• _What is needed_: Retype each of the entries below exactly as it appears, line for line.

• _Supplied records_:
<<<<
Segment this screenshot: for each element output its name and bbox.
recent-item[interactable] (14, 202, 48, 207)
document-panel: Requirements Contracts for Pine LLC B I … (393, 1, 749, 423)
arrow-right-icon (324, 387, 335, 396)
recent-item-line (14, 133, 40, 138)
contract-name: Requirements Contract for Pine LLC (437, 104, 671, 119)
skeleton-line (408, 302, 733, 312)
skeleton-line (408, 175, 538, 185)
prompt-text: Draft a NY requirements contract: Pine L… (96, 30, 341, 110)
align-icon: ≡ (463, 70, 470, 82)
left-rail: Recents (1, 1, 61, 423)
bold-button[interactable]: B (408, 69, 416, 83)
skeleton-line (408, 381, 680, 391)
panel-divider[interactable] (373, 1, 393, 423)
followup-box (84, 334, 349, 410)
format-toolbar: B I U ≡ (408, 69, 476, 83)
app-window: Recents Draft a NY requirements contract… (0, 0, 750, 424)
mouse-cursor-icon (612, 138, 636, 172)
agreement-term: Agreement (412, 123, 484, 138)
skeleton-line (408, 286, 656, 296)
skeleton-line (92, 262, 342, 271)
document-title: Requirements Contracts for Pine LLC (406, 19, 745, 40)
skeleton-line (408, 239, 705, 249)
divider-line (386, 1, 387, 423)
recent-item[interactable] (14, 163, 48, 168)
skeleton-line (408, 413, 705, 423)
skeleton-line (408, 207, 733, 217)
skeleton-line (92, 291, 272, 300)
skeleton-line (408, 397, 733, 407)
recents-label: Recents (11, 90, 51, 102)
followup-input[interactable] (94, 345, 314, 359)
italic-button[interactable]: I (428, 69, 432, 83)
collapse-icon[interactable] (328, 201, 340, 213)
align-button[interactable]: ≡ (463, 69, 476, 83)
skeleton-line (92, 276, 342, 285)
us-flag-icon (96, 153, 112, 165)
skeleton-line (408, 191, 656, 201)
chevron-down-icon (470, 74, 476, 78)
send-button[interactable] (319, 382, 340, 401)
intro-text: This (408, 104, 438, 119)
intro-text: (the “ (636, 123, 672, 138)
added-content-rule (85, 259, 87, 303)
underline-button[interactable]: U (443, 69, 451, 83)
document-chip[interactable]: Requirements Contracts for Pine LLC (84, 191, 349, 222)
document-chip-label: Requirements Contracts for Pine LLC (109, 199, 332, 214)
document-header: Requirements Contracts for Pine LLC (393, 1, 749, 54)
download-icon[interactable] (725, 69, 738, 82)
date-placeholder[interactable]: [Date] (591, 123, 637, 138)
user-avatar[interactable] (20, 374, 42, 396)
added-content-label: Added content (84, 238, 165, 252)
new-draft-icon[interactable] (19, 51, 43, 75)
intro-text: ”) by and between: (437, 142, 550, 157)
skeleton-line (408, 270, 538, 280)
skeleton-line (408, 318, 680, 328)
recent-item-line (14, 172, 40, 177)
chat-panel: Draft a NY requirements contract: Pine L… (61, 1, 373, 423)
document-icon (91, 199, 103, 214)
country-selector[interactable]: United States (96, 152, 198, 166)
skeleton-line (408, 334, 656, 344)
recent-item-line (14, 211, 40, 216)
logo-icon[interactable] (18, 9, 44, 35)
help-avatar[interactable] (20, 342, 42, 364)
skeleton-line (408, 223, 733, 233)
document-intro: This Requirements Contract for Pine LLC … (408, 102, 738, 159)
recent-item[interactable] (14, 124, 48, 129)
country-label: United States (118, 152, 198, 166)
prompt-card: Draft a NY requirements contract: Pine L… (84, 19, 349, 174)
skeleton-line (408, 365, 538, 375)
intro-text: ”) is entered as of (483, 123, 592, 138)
>>>>
• _Exercise response_:
Segment this screenshot: for each element output its name and bbox.
recent-item[interactable] (14, 202, 48, 207)
document-panel: Requirements Contracts for Pine LLC B I … (393, 1, 749, 423)
arrow-right-icon (324, 387, 335, 396)
recent-item-line (14, 133, 40, 138)
contract-name: Requirements Contract for Pine LLC (437, 104, 671, 119)
skeleton-line (408, 302, 733, 312)
skeleton-line (408, 175, 538, 185)
prompt-text: Draft a NY requirements contract: Pine L… (96, 30, 341, 110)
align-icon: ≡ (463, 70, 470, 82)
left-rail: Recents (1, 1, 61, 423)
bold-button[interactable]: B (408, 69, 416, 83)
skeleton-line (408, 381, 680, 391)
panel-divider[interactable] (373, 1, 393, 423)
followup-box (84, 334, 349, 410)
format-toolbar: B I U ≡ (408, 69, 476, 83)
app-window: Recents Draft a NY requirements contract… (0, 0, 750, 424)
mouse-cursor-icon (612, 138, 636, 172)
agreement-term: Agreement (412, 123, 484, 138)
skeleton-line (408, 286, 656, 296)
skeleton-line (92, 262, 342, 271)
document-title: Requirements Contracts for Pine LLC (406, 19, 745, 40)
skeleton-line (408, 239, 705, 249)
divider-line (386, 1, 387, 423)
recent-item[interactable] (14, 163, 48, 168)
skeleton-line (408, 413, 705, 423)
skeleton-line (408, 207, 733, 217)
skeleton-line (92, 291, 272, 300)
skeleton-line (408, 397, 733, 407)
recents-label: Recents (11, 90, 51, 102)
followup-input[interactable] (94, 345, 314, 359)
italic-button[interactable]: I (428, 69, 432, 83)
collapse-icon[interactable] (328, 201, 340, 213)
align-button[interactable]: ≡ (463, 69, 476, 83)
skeleton-line (92, 276, 342, 285)
us-flag-icon (96, 153, 112, 165)
skeleton-line (408, 191, 656, 201)
chevron-down-icon (470, 74, 476, 78)
send-button[interactable] (319, 382, 340, 401)
intro-text: This (408, 104, 438, 119)
intro-text: (the “ (636, 123, 672, 138)
added-content-rule (85, 259, 87, 303)
underline-button[interactable]: U (443, 69, 451, 83)
document-chip[interactable]: Requirements Contracts for Pine LLC (84, 191, 349, 222)
document-chip-label: Requirements Contracts for Pine LLC (109, 199, 332, 214)
document-header: Requirements Contracts for Pine LLC (393, 1, 749, 54)
download-icon[interactable] (725, 69, 738, 82)
date-placeholder[interactable]: [Date] (591, 123, 637, 138)
user-avatar[interactable] (20, 374, 42, 396)
added-content-label: Added content (84, 238, 165, 252)
new-draft-icon[interactable] (19, 51, 43, 75)
intro-text: ”) by and between: (437, 142, 550, 157)
skeleton-line (408, 270, 538, 280)
skeleton-line (408, 318, 680, 328)
recent-item-line (14, 172, 40, 177)
chat-panel: Draft a NY requirements contract: Pine L… (61, 1, 373, 423)
document-icon (91, 199, 103, 214)
country-selector[interactable]: United States (96, 152, 198, 166)
skeleton-line (408, 334, 656, 344)
recent-item-line (14, 211, 40, 216)
logo-icon[interactable] (18, 9, 44, 35)
help-avatar[interactable] (20, 342, 42, 364)
skeleton-line (408, 223, 733, 233)
document-intro: This Requirements Contract for Pine LLC … (408, 102, 738, 159)
recent-item[interactable] (14, 124, 48, 129)
country-label: United States (118, 152, 198, 166)
prompt-card: Draft a NY requirements contract: Pine L… (84, 19, 349, 174)
skeleton-line (408, 365, 538, 375)
intro-text: ”) is entered as of (483, 123, 592, 138)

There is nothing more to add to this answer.